TASK TO COMPLETE →
Copy the data below exactly, omitting any picture it contains.

SOURCE RECORDS →
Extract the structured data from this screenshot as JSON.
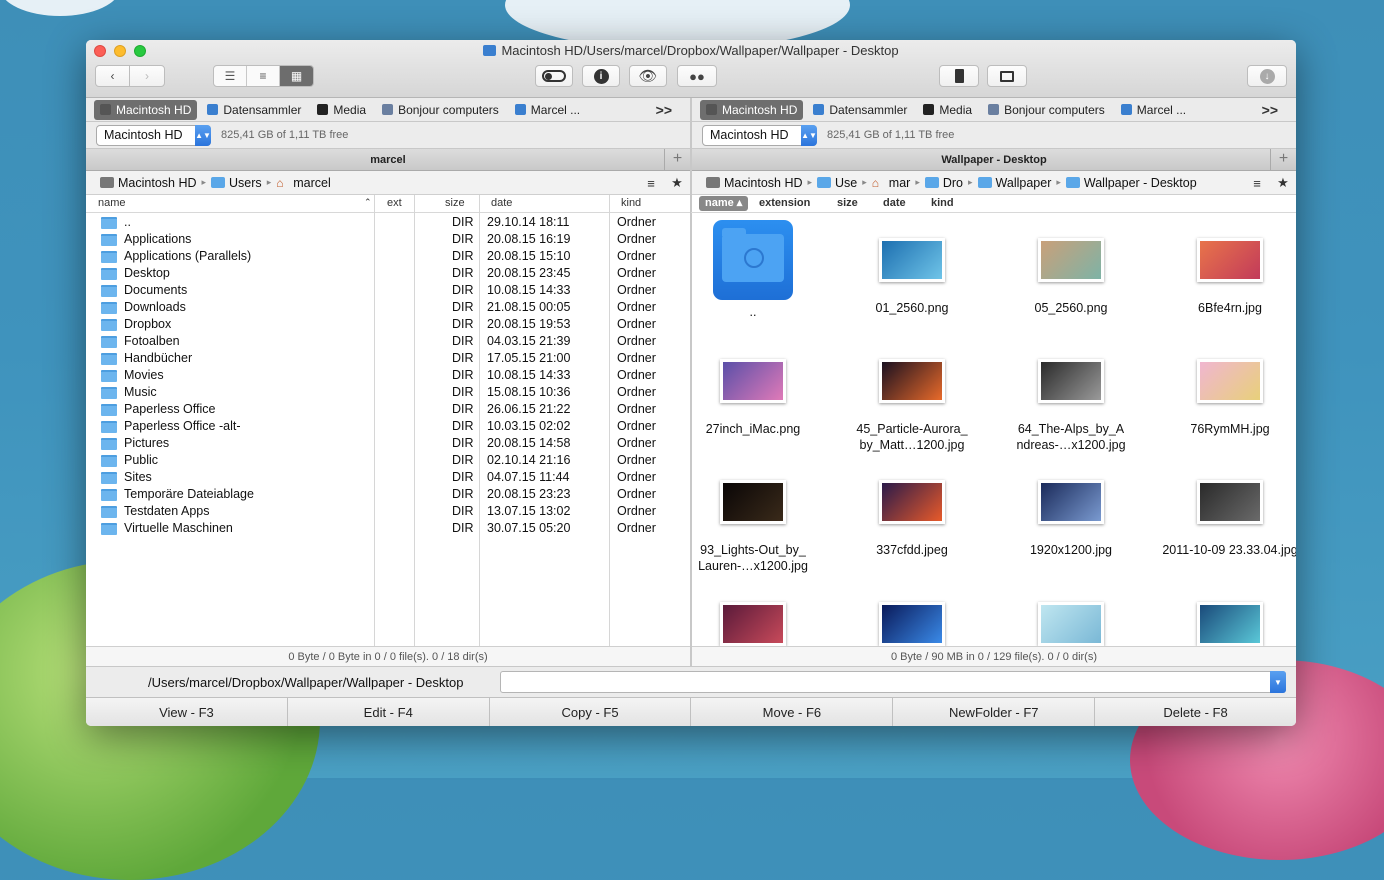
{
  "window": {
    "title": "Macintosh HD/Users/marcel/Dropbox/Wallpaper/Wallpaper - Desktop"
  },
  "toolbar": {
    "back_icon": "chevron-left",
    "forward_icon": "chevron-right",
    "view_modes": [
      "list-view",
      "detail-view",
      "icon-view"
    ],
    "active_view_mode": "icon-view",
    "center_buttons": [
      "toggle-hidden",
      "info",
      "quick-look",
      "find"
    ],
    "right_buttons": [
      "archive",
      "network-share"
    ],
    "download_icon": "download"
  },
  "favorites": {
    "items": [
      "Macintosh HD",
      "Datensammler",
      "Media",
      "Bonjour computers",
      "Marcel ..."
    ],
    "active": "Macintosh HD",
    "more": ">>"
  },
  "left": {
    "drive": "Macintosh HD",
    "free": "825,41 GB of 1,11 TB free",
    "header": "marcel",
    "breadcrumb": [
      "Macintosh HD",
      "Users",
      "marcel"
    ],
    "columns": {
      "name": "name",
      "ext": "ext",
      "size": "size",
      "date": "date",
      "kind": "kind"
    },
    "rows": [
      {
        "name": "..",
        "size": "DIR",
        "date": "29.10.14 18:11",
        "kind": "Ordner"
      },
      {
        "name": "Applications",
        "size": "DIR",
        "date": "20.08.15 16:19",
        "kind": "Ordner"
      },
      {
        "name": "Applications (Parallels)",
        "size": "DIR",
        "date": "20.08.15 15:10",
        "kind": "Ordner"
      },
      {
        "name": "Desktop",
        "size": "DIR",
        "date": "20.08.15 23:45",
        "kind": "Ordner"
      },
      {
        "name": "Documents",
        "size": "DIR",
        "date": "10.08.15 14:33",
        "kind": "Ordner"
      },
      {
        "name": "Downloads",
        "size": "DIR",
        "date": "21.08.15 00:05",
        "kind": "Ordner"
      },
      {
        "name": "Dropbox",
        "size": "DIR",
        "date": "20.08.15 19:53",
        "kind": "Ordner"
      },
      {
        "name": "Fotoalben",
        "size": "DIR",
        "date": "04.03.15 21:39",
        "kind": "Ordner"
      },
      {
        "name": "Handbücher",
        "size": "DIR",
        "date": "17.05.15 21:00",
        "kind": "Ordner"
      },
      {
        "name": "Movies",
        "size": "DIR",
        "date": "10.08.15 14:33",
        "kind": "Ordner"
      },
      {
        "name": "Music",
        "size": "DIR",
        "date": "15.08.15 10:36",
        "kind": "Ordner"
      },
      {
        "name": "Paperless Office",
        "size": "DIR",
        "date": "26.06.15 21:22",
        "kind": "Ordner"
      },
      {
        "name": "Paperless Office -alt-",
        "size": "DIR",
        "date": "10.03.15 02:02",
        "kind": "Ordner"
      },
      {
        "name": "Pictures",
        "size": "DIR",
        "date": "20.08.15 14:58",
        "kind": "Ordner"
      },
      {
        "name": "Public",
        "size": "DIR",
        "date": "02.10.14 21:16",
        "kind": "Ordner"
      },
      {
        "name": "Sites",
        "size": "DIR",
        "date": "04.07.15 11:44",
        "kind": "Ordner"
      },
      {
        "name": "Temporäre Dateiablage",
        "size": "DIR",
        "date": "20.08.15 23:23",
        "kind": "Ordner"
      },
      {
        "name": "Testdaten Apps",
        "size": "DIR",
        "date": "13.07.15 13:02",
        "kind": "Ordner"
      },
      {
        "name": "Virtuelle Maschinen",
        "size": "DIR",
        "date": "30.07.15 05:20",
        "kind": "Ordner"
      }
    ],
    "status": "0 Byte / 0 Byte in 0 / 0 file(s). 0 / 18 dir(s)"
  },
  "right": {
    "drive": "Macintosh HD",
    "free": "825,41 GB of 1,11 TB free",
    "header": "Wallpaper - Desktop",
    "breadcrumb": [
      "Macintosh HD",
      "Use",
      "mar",
      "Dro",
      "Wallpaper",
      "Wallpaper - Desktop"
    ],
    "sort_columns": [
      "name",
      "extension",
      "size",
      "date",
      "kind"
    ],
    "active_sort": "name",
    "tiles": [
      {
        "label": "..",
        "colors": [
          "#2c8ff0",
          "#1e6fd6"
        ]
      },
      {
        "label": "01_2560.png",
        "colors": [
          "#1d6fb0",
          "#6fc4e8"
        ]
      },
      {
        "label": "05_2560.png",
        "colors": [
          "#c9a07a",
          "#7eb3a6"
        ]
      },
      {
        "label": "6Bfe4rn.jpg",
        "colors": [
          "#e8744a",
          "#c23a5a"
        ]
      },
      {
        "label": "27inch_iMac.png",
        "colors": [
          "#5a4fa8",
          "#e07ab8"
        ]
      },
      {
        "label": "45_Particle-Aurora_ by_Matt…1200.jpg",
        "colors": [
          "#1a1020",
          "#e86a2a"
        ]
      },
      {
        "label": "64_The-Alps_by_A ndreas-…x1200.jpg",
        "colors": [
          "#2a2a2a",
          "#9a9a9a"
        ]
      },
      {
        "label": "76RymMH.jpg",
        "colors": [
          "#f0b6d0",
          "#e8d07a"
        ]
      },
      {
        "label": "93_Lights-Out_by_ Lauren-…x1200.jpg",
        "colors": [
          "#0a0606",
          "#3a2a1a"
        ]
      },
      {
        "label": "337cfdd.jpeg",
        "colors": [
          "#2a1a4a",
          "#e85a2a"
        ]
      },
      {
        "label": "1920x1200.jpg",
        "colors": [
          "#1a2a5a",
          "#7a9ad0"
        ]
      },
      {
        "label": "2011-10-09 23.33.04.jpg",
        "colors": [
          "#2a2a2a",
          "#6a6a6a"
        ]
      },
      {
        "label": "",
        "colors": [
          "#5a1a3a",
          "#c84a5a"
        ]
      },
      {
        "label": "",
        "colors": [
          "#0a1a5a",
          "#3a8ae8"
        ]
      },
      {
        "label": "",
        "colors": [
          "#bfe6f0",
          "#7ab8d6"
        ]
      },
      {
        "label": "",
        "colors": [
          "#1a4a7a",
          "#5ac8d8"
        ]
      }
    ],
    "status": "0 Byte / 90 MB in 0 / 129 file(s). 0 / 0 dir(s)"
  },
  "cmdline": {
    "path": "/Users/marcel/Dropbox/Wallpaper/Wallpaper - Desktop",
    "value": ""
  },
  "fkeys": [
    "View - F3",
    "Edit - F4",
    "Copy - F5",
    "Move - F6",
    "NewFolder - F7",
    "Delete - F8"
  ]
}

OUTPUT FOR THIS EXERCISE →
Extract the structured data from this screenshot as JSON.
{
  "window": {
    "title": "Macintosh HD/Users/marcel/Dropbox/Wallpaper/Wallpaper - Desktop"
  },
  "toolbar": {
    "back_icon": "chevron-left",
    "forward_icon": "chevron-right",
    "view_modes": [
      "list-view",
      "detail-view",
      "icon-view"
    ],
    "active_view_mode": "icon-view",
    "center_buttons": [
      "toggle-hidden",
      "info",
      "quick-look",
      "find"
    ],
    "right_buttons": [
      "archive",
      "network-share"
    ],
    "download_icon": "download"
  },
  "favorites": {
    "items": [
      "Macintosh HD",
      "Datensammler",
      "Media",
      "Bonjour computers",
      "Marcel ..."
    ],
    "active": "Macintosh HD",
    "more": ">>"
  },
  "left": {
    "drive": "Macintosh HD",
    "free": "825,41 GB of 1,11 TB free",
    "header": "marcel",
    "breadcrumb": [
      "Macintosh HD",
      "Users",
      "marcel"
    ],
    "columns": {
      "name": "name",
      "ext": "ext",
      "size": "size",
      "date": "date",
      "kind": "kind"
    },
    "rows": [
      {
        "name": "..",
        "size": "DIR",
        "date": "29.10.14 18:11",
        "kind": "Ordner"
      },
      {
        "name": "Applications",
        "size": "DIR",
        "date": "20.08.15 16:19",
        "kind": "Ordner"
      },
      {
        "name": "Applications (Parallels)",
        "size": "DIR",
        "date": "20.08.15 15:10",
        "kind": "Ordner"
      },
      {
        "name": "Desktop",
        "size": "DIR",
        "date": "20.08.15 23:45",
        "kind": "Ordner"
      },
      {
        "name": "Documents",
        "size": "DIR",
        "date": "10.08.15 14:33",
        "kind": "Ordner"
      },
      {
        "name": "Downloads",
        "size": "DIR",
        "date": "21.08.15 00:05",
        "kind": "Ordner"
      },
      {
        "name": "Dropbox",
        "size": "DIR",
        "date": "20.08.15 19:53",
        "kind": "Ordner"
      },
      {
        "name": "Fotoalben",
        "size": "DIR",
        "date": "04.03.15 21:39",
        "kind": "Ordner"
      },
      {
        "name": "Handbücher",
        "size": "DIR",
        "date": "17.05.15 21:00",
        "kind": "Ordner"
      },
      {
        "name": "Movies",
        "size": "DIR",
        "date": "10.08.15 14:33",
        "kind": "Ordner"
      },
      {
        "name": "Music",
        "size": "DIR",
        "date": "15.08.15 10:36",
        "kind": "Ordner"
      },
      {
        "name": "Paperless Office",
        "size": "DIR",
        "date": "26.06.15 21:22",
        "kind": "Ordner"
      },
      {
        "name": "Paperless Office -alt-",
        "size": "DIR",
        "date": "10.03.15 02:02",
        "kind": "Ordner"
      },
      {
        "name": "Pictures",
        "size": "DIR",
        "date": "20.08.15 14:58",
        "kind": "Ordner"
      },
      {
        "name": "Public",
        "size": "DIR",
        "date": "02.10.14 21:16",
        "kind": "Ordner"
      },
      {
        "name": "Sites",
        "size": "DIR",
        "date": "04.07.15 11:44",
        "kind": "Ordner"
      },
      {
        "name": "Temporäre Dateiablage",
        "size": "DIR",
        "date": "20.08.15 23:23",
        "kind": "Ordner"
      },
      {
        "name": "Testdaten Apps",
        "size": "DIR",
        "date": "13.07.15 13:02",
        "kind": "Ordner"
      },
      {
        "name": "Virtuelle Maschinen",
        "size": "DIR",
        "date": "30.07.15 05:20",
        "kind": "Ordner"
      }
    ],
    "status": "0 Byte / 0 Byte in 0 / 0 file(s). 0 / 18 dir(s)"
  },
  "right": {
    "drive": "Macintosh HD",
    "free": "825,41 GB of 1,11 TB free",
    "header": "Wallpaper - Desktop",
    "breadcrumb": [
      "Macintosh HD",
      "Use",
      "mar",
      "Dro",
      "Wallpaper",
      "Wallpaper - Desktop"
    ],
    "sort_columns": [
      "name",
      "extension",
      "size",
      "date",
      "kind"
    ],
    "active_sort": "name",
    "tiles": [
      {
        "label": "..",
        "colors": [
          "#2c8ff0",
          "#1e6fd6"
        ]
      },
      {
        "label": "01_2560.png",
        "colors": [
          "#1d6fb0",
          "#6fc4e8"
        ]
      },
      {
        "label": "05_2560.png",
        "colors": [
          "#c9a07a",
          "#7eb3a6"
        ]
      },
      {
        "label": "6Bfe4rn.jpg",
        "colors": [
          "#e8744a",
          "#c23a5a"
        ]
      },
      {
        "label": "27inch_iMac.png",
        "colors": [
          "#5a4fa8",
          "#e07ab8"
        ]
      },
      {
        "label": "45_Particle-Aurora_ by_Matt…1200.jpg",
        "colors": [
          "#1a1020",
          "#e86a2a"
        ]
      },
      {
        "label": "64_The-Alps_by_A ndreas-…x1200.jpg",
        "colors": [
          "#2a2a2a",
          "#9a9a9a"
        ]
      },
      {
        "label": "76RymMH.jpg",
        "colors": [
          "#f0b6d0",
          "#e8d07a"
        ]
      },
      {
        "label": "93_Lights-Out_by_ Lauren-…x1200.jpg",
        "colors": [
          "#0a0606",
          "#3a2a1a"
        ]
      },
      {
        "label": "337cfdd.jpeg",
        "colors": [
          "#2a1a4a",
          "#e85a2a"
        ]
      },
      {
        "label": "1920x1200.jpg",
        "colors": [
          "#1a2a5a",
          "#7a9ad0"
        ]
      },
      {
        "label": "2011-10-09 23.33.04.jpg",
        "colors": [
          "#2a2a2a",
          "#6a6a6a"
        ]
      },
      {
        "label": "",
        "colors": [
          "#5a1a3a",
          "#c84a5a"
        ]
      },
      {
        "label": "",
        "colors": [
          "#0a1a5a",
          "#3a8ae8"
        ]
      },
      {
        "label": "",
        "colors": [
          "#bfe6f0",
          "#7ab8d6"
        ]
      },
      {
        "label": "",
        "colors": [
          "#1a4a7a",
          "#5ac8d8"
        ]
      }
    ],
    "status": "0 Byte / 90 MB in 0 / 129 file(s). 0 / 0 dir(s)"
  },
  "cmdline": {
    "path": "/Users/marcel/Dropbox/Wallpaper/Wallpaper - Desktop",
    "value": ""
  },
  "fkeys": [
    "View - F3",
    "Edit - F4",
    "Copy - F5",
    "Move - F6",
    "NewFolder - F7",
    "Delete - F8"
  ]
}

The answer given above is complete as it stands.